● EXERCISE
Make an exact copy of the entries below.

● ROWS
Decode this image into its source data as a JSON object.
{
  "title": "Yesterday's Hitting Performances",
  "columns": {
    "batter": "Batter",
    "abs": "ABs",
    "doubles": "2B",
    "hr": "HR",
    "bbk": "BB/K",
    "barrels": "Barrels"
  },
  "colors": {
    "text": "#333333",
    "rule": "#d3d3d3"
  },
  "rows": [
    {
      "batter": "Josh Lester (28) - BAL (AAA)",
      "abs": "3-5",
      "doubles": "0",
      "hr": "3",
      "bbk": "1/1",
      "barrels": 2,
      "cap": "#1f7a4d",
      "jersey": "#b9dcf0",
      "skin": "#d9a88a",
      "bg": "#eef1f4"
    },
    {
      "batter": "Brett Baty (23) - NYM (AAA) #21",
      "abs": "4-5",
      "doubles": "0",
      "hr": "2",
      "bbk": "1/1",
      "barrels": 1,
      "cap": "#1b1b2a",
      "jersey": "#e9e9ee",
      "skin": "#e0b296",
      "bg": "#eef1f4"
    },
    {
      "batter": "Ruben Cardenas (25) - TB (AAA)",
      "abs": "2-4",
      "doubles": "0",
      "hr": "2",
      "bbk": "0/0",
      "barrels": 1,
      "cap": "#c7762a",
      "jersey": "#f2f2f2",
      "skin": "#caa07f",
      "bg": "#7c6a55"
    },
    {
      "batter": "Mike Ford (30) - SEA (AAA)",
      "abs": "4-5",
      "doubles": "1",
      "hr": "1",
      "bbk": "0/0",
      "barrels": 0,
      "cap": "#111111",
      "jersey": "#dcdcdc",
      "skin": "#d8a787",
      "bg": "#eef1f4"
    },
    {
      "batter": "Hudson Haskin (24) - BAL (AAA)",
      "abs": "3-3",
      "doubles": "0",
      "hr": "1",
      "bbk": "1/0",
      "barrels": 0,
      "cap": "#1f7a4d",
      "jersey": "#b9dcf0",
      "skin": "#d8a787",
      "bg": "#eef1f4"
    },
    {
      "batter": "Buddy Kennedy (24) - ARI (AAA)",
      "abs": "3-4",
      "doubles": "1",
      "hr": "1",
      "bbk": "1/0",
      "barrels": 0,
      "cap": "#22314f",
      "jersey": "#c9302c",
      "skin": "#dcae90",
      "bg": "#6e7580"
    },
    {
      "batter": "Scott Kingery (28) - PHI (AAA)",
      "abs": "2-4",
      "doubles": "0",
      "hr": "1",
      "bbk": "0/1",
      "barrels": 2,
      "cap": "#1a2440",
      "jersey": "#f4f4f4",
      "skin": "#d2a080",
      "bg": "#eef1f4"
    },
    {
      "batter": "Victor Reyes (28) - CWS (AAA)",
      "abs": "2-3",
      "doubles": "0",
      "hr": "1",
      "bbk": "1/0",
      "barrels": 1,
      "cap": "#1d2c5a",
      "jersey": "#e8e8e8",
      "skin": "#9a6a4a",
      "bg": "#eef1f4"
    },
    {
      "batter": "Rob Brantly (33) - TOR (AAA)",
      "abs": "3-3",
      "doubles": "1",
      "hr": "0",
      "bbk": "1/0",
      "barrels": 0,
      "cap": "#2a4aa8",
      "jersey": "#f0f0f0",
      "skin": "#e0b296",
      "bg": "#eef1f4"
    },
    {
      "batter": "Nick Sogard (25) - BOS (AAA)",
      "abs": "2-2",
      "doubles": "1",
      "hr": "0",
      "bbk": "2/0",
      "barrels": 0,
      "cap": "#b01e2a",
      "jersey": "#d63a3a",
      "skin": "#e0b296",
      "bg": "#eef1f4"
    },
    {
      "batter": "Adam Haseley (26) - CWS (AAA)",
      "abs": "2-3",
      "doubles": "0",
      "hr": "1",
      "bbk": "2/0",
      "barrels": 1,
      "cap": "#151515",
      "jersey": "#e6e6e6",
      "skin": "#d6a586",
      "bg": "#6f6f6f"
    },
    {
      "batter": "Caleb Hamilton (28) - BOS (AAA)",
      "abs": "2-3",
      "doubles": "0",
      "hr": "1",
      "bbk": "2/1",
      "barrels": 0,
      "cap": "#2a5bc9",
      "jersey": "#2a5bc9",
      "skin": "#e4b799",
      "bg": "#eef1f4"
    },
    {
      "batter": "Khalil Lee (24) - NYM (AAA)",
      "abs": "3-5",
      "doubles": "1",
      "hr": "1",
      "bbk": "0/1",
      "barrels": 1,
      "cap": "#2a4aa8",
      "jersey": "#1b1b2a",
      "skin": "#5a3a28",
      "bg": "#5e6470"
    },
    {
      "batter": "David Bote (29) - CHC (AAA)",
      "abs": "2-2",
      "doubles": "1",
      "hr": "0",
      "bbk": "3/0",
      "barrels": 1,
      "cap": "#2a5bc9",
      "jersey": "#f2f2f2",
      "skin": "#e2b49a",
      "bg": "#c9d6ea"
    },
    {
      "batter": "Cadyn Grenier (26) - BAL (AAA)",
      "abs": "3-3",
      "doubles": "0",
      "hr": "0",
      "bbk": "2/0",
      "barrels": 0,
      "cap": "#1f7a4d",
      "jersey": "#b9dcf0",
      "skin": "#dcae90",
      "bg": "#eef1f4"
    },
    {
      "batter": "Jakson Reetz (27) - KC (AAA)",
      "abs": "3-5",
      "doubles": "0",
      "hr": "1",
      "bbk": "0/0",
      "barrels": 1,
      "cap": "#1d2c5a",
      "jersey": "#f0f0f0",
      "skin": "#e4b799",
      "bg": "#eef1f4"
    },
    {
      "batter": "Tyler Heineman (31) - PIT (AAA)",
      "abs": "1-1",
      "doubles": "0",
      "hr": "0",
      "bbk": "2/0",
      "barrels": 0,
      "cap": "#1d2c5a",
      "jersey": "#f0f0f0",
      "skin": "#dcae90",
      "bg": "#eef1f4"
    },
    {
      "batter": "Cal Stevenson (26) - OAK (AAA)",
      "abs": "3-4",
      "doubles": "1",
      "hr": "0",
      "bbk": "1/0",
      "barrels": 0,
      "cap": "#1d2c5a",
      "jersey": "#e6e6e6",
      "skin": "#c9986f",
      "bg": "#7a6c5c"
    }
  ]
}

● SOLUTION TO THE PROBLEM
Decode this image into its source data as a JSON object.
{
  "title": "Yesterday's Hitting Performances",
  "columns": {
    "batter": "Batter",
    "abs": "ABs",
    "doubles": "2B",
    "hr": "HR",
    "bbk": "BB/K",
    "barrels": "Barrels"
  },
  "colors": {
    "text": "#333333",
    "rule": "#d3d3d3"
  },
  "rows": [
    {
      "batter": "Josh Lester (28) - BAL (AAA)",
      "abs": "3-5",
      "doubles": "0",
      "hr": "3",
      "bbk": "1/1",
      "barrels": 2,
      "cap": "#1f7a4d",
      "jersey": "#b9dcf0",
      "skin": "#d9a88a",
      "bg": "#eef1f4"
    },
    {
      "batter": "Brett Baty (23) - NYM (AAA) #21",
      "abs": "4-5",
      "doubles": "0",
      "hr": "2",
      "bbk": "1/1",
      "barrels": 1,
      "cap": "#1b1b2a",
      "jersey": "#e9e9ee",
      "skin": "#e0b296",
      "bg": "#eef1f4"
    },
    {
      "batter": "Ruben Cardenas (25) - TB (AAA)",
      "abs": "2-4",
      "doubles": "0",
      "hr": "2",
      "bbk": "0/0",
      "barrels": 1,
      "cap": "#c7762a",
      "jersey": "#f2f2f2",
      "skin": "#caa07f",
      "bg": "#7c6a55"
    },
    {
      "batter": "Mike Ford (30) - SEA (AAA)",
      "abs": "4-5",
      "doubles": "1",
      "hr": "1",
      "bbk": "0/0",
      "barrels": 0,
      "cap": "#111111",
      "jersey": "#dcdcdc",
      "skin": "#d8a787",
      "bg": "#eef1f4"
    },
    {
      "batter": "Hudson Haskin (24) - BAL (AAA)",
      "abs": "3-3",
      "doubles": "0",
      "hr": "1",
      "bbk": "1/0",
      "barrels": 0,
      "cap": "#1f7a4d",
      "jersey": "#b9dcf0",
      "skin": "#d8a787",
      "bg": "#eef1f4"
    },
    {
      "batter": "Buddy Kennedy (24) - ARI (AAA)",
      "abs": "3-4",
      "doubles": "1",
      "hr": "1",
      "bbk": "1/0",
      "barrels": 0,
      "cap": "#22314f",
      "jersey": "#c9302c",
      "skin": "#dcae90",
      "bg": "#6e7580"
    },
    {
      "batter": "Scott Kingery (28) - PHI (AAA)",
      "abs": "2-4",
      "doubles": "0",
      "hr": "1",
      "bbk": "0/1",
      "barrels": 2,
      "cap": "#1a2440",
      "jersey": "#f4f4f4",
      "skin": "#d2a080",
      "bg": "#eef1f4"
    },
    {
      "batter": "Victor Reyes (28) - CWS (AAA)",
      "abs": "2-3",
      "doubles": "0",
      "hr": "1",
      "bbk": "1/0",
      "barrels": 1,
      "cap": "#1d2c5a",
      "jersey": "#e8e8e8",
      "skin": "#9a6a4a",
      "bg": "#eef1f4"
    },
    {
      "batter": "Rob Brantly (33) - TOR (AAA)",
      "abs": "3-3",
      "doubles": "1",
      "hr": "0",
      "bbk": "1/0",
      "barrels": 0,
      "cap": "#2a4aa8",
      "jersey": "#f0f0f0",
      "skin": "#e0b296",
      "bg": "#eef1f4"
    },
    {
      "batter": "Nick Sogard (25) - BOS (AAA)",
      "abs": "2-2",
      "doubles": "1",
      "hr": "0",
      "bbk": "2/0",
      "barrels": 0,
      "cap": "#b01e2a",
      "jersey": "#d63a3a",
      "skin": "#e0b296",
      "bg": "#eef1f4"
    },
    {
      "batter": "Adam Haseley (26) - CWS (AAA)",
      "abs": "2-3",
      "doubles": "0",
      "hr": "1",
      "bbk": "2/0",
      "barrels": 1,
      "cap": "#151515",
      "jersey": "#e6e6e6",
      "skin": "#d6a586",
      "bg": "#6f6f6f"
    },
    {
      "batter": "Caleb Hamilton (28) - BOS (AAA)",
      "abs": "2-3",
      "doubles": "0",
      "hr": "1",
      "bbk": "2/1",
      "barrels": 0,
      "cap": "#2a5bc9",
      "jersey": "#2a5bc9",
      "skin": "#e4b799",
      "bg": "#eef1f4"
    },
    {
      "batter": "Khalil Lee (24) - NYM (AAA)",
      "abs": "3-5",
      "doubles": "1",
      "hr": "1",
      "bbk": "0/1",
      "barrels": 1,
      "cap": "#2a4aa8",
      "jersey": "#1b1b2a",
      "skin": "#5a3a28",
      "bg": "#5e6470"
    },
    {
      "batter": "David Bote (29) - CHC (AAA)",
      "abs": "2-2",
      "doubles": "1",
      "hr": "0",
      "bbk": "3/0",
      "barrels": 1,
      "cap": "#2a5bc9",
      "jersey": "#f2f2f2",
      "skin": "#e2b49a",
      "bg": "#c9d6ea"
    },
    {
      "batter": "Cadyn Grenier (26) - BAL (AAA)",
      "abs": "3-3",
      "doubles": "0",
      "hr": "0",
      "bbk": "2/0",
      "barrels": 0,
      "cap": "#1f7a4d",
      "jersey": "#b9dcf0",
      "skin": "#dcae90",
      "bg": "#eef1f4"
    },
    {
      "batter": "Jakson Reetz (27) - KC (AAA)",
      "abs": "3-5",
      "doubles": "0",
      "hr": "1",
      "bbk": "0/0",
      "barrels": 1,
      "cap": "#1d2c5a",
      "jersey": "#f0f0f0",
      "skin": "#e4b799",
      "bg": "#eef1f4"
    },
    {
      "batter": "Tyler Heineman (31) - PIT (AAA)",
      "abs": "1-1",
      "doubles": "0",
      "hr": "0",
      "bbk": "2/0",
      "barrels": 0,
      "cap": "#1d2c5a",
      "jersey": "#f0f0f0",
      "skin": "#dcae90",
      "bg": "#eef1f4"
    },
    {
      "batter": "Cal Stevenson (26) - OAK (AAA)",
      "abs": "3-4",
      "doubles": "1",
      "hr": "0",
      "bbk": "1/0",
      "barrels": 0,
      "cap": "#1d2c5a",
      "jersey": "#e6e6e6",
      "skin": "#c9986f",
      "bg": "#7a6c5c"
    }
  ]
}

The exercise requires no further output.